WHAT NEEDS TO BE DONE: Skip the pictures. Transcribe the rest of the data below without changing a word.

-- begin ROWS --

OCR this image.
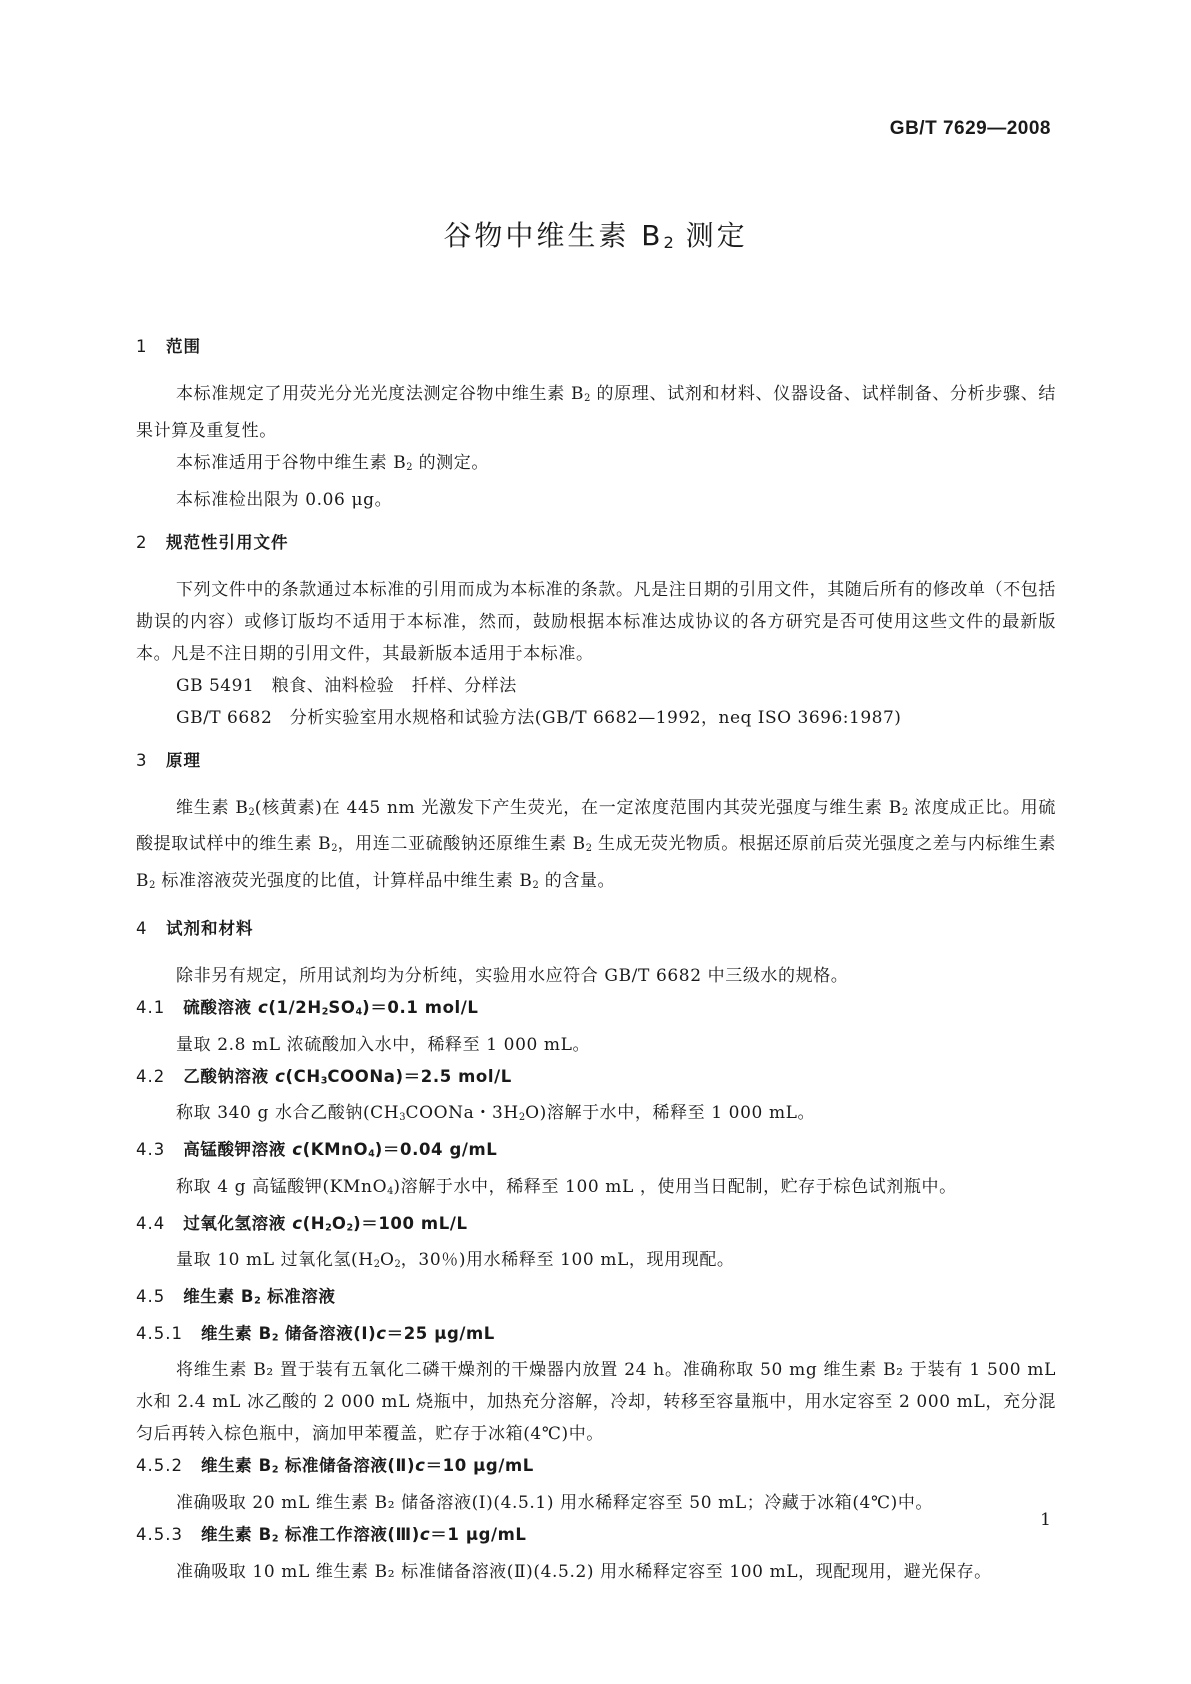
GB/T 7629—2008
谷物中维生素 B2 测定
1 范围

本标准规定了用荧光分光光度法测定谷物中维生素 B2 的原理、试剂和材料、仪器设备、试样制备、分析步骤、结果计算及重复性。

本标准适用于谷物中维生素 B2 的测定。

本标准检出限为 0.06 μg。

2 规范性引用文件

下列文件中的条款通过本标准的引用而成为本标准的条款。凡是注日期的引用文件，其随后所有的修改单（不包括勘误的内容）或修订版均不适用于本标准，然而，鼓励根据本标准达成协议的各方研究是否可使用这些文件的最新版本。凡是不注日期的引用文件，其最新版本适用于本标准。

GB 5491　粮食、油料检验　扦样、分样法
GB/T 6682　分析实验室用水规格和试验方法(GB/T 6682—1992，neq ISO 3696:1987)
3 原理

维生素 B2(核黄素)在 445 nm 光激发下产生荧光，在一定浓度范围内其荧光强度与维生素 B2 浓度成正比。用硫酸提取试样中的维生素 B2，用连二亚硫酸钠还原维生素 B2 生成无荧光物质。根据还原前后荧光强度之差与内标维生素 B2 标准溶液荧光强度的比值，计算样品中维生素 B2 的含量。

4 试剂和材料

除非另有规定，所用试剂均为分析纯，实验用水应符合 GB/T 6682 中三级水的规格。

4.1 硫酸溶液 c(1/2H2SO4)＝0.1 mol/L

量取 2.8 mL 浓硫酸加入水中，稀释至 1 000 mL。

4.2 乙酸钠溶液 c(CH3COONa)＝2.5 mol/L

称取 340 g 水合乙酸钠(CH3COONa・3H2O)溶解于水中，稀释至 1 000 mL。

4.3 高锰酸钾溶液 c(KMnO4)＝0.04 g/mL

称取 4 g 高锰酸钾(KMnO4)溶解于水中，稀释至 100 mL ，使用当日配制，贮存于棕色试剂瓶中。

4.4 过氧化氢溶液 c(H2O2)＝100 mL/L

量取 10 mL 过氧化氢(H2O2，30％)用水稀释至 100 mL，现用现配。

4.5 维生素 B2 标准溶液
4.5.1 维生素 B2 储备溶液(Ⅰ)c＝25 μg/mL

将维生素 B₂ 置于装有五氧化二磷干燥剂的干燥器内放置 24 h。准确称取 50 mg 维生素 B₂ 于装有 1 500 mL 水和 2.4 mL 冰乙酸的 2 000 mL 烧瓶中，加热充分溶解，冷却，转移至容量瓶中，用水定容至 2 000 mL，充分混匀后再转入棕色瓶中，滴加甲苯覆盖，贮存于冰箱(4℃)中。

4.5.2 维生素 B2 标准储备溶液(Ⅱ)c＝10 μg/mL

准确吸取 20 mL 维生素 B₂ 储备溶液(Ⅰ)(4.5.1) 用水稀释定容至 50 mL；冷藏于冰箱(4℃)中。

4.5.3 维生素 B2 标准工作溶液(Ⅲ)c＝1 μg/mL

准确吸取 10 mL 维生素 B₂ 标准储备溶液(Ⅱ)(4.5.2) 用水稀释定容至 100 mL，现配现用，避光保存。

1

-- end ROWS --

RESULT FOR THIS TASK:
OCR this image.
GB/T 7629—2008
谷物中维生素 B2 测定
1 范围

本标准规定了用荧光分光光度法测定谷物中维生素 B2 的原理、试剂和材料、仪器设备、试样制备、分析步骤、结果计算及重复性。

本标准适用于谷物中维生素 B2 的测定。

本标准检出限为 0.06 μg。

2 规范性引用文件

下列文件中的条款通过本标准的引用而成为本标准的条款。凡是注日期的引用文件，其随后所有的修改单（不包括勘误的内容）或修订版均不适用于本标准，然而，鼓励根据本标准达成协议的各方研究是否可使用这些文件的最新版本。凡是不注日期的引用文件，其最新版本适用于本标准。

GB 5491　粮食、油料检验　扦样、分样法
GB/T 6682　分析实验室用水规格和试验方法(GB/T 6682—1992，neq ISO 3696:1987)
3 原理

维生素 B2(核黄素)在 445 nm 光激发下产生荧光，在一定浓度范围内其荧光强度与维生素 B2 浓度成正比。用硫酸提取试样中的维生素 B2，用连二亚硫酸钠还原维生素 B2 生成无荧光物质。根据还原前后荧光强度之差与内标维生素 B2 标准溶液荧光强度的比值，计算样品中维生素 B2 的含量。

4 试剂和材料

除非另有规定，所用试剂均为分析纯，实验用水应符合 GB/T 6682 中三级水的规格。

4.1 硫酸溶液 c(1/2H2SO4)＝0.1 mol/L

量取 2.8 mL 浓硫酸加入水中，稀释至 1 000 mL。

4.2 乙酸钠溶液 c(CH3COONa)＝2.5 mol/L

称取 340 g 水合乙酸钠(CH3COONa・3H2O)溶解于水中，稀释至 1 000 mL。

4.3 高锰酸钾溶液 c(KMnO4)＝0.04 g/mL

称取 4 g 高锰酸钾(KMnO4)溶解于水中，稀释至 100 mL ，使用当日配制，贮存于棕色试剂瓶中。

4.4 过氧化氢溶液 c(H2O2)＝100 mL/L

量取 10 mL 过氧化氢(H2O2，30％)用水稀释至 100 mL，现用现配。

4.5 维生素 B2 标准溶液
4.5.1 维生素 B2 储备溶液(Ⅰ)c＝25 μg/mL

将维生素 B₂ 置于装有五氧化二磷干燥剂的干燥器内放置 24 h。准确称取 50 mg 维生素 B₂ 于装有 1 500 mL 水和 2.4 mL 冰乙酸的 2 000 mL 烧瓶中，加热充分溶解，冷却，转移至容量瓶中，用水定容至 2 000 mL，充分混匀后再转入棕色瓶中，滴加甲苯覆盖，贮存于冰箱(4℃)中。

4.5.2 维生素 B2 标准储备溶液(Ⅱ)c＝10 μg/mL

准确吸取 20 mL 维生素 B₂ 储备溶液(Ⅰ)(4.5.1) 用水稀释定容至 50 mL；冷藏于冰箱(4℃)中。

4.5.3 维生素 B2 标准工作溶液(Ⅲ)c＝1 μg/mL

准确吸取 10 mL 维生素 B₂ 标准储备溶液(Ⅱ)(4.5.2) 用水稀释定容至 100 mL，现配现用，避光保存。

1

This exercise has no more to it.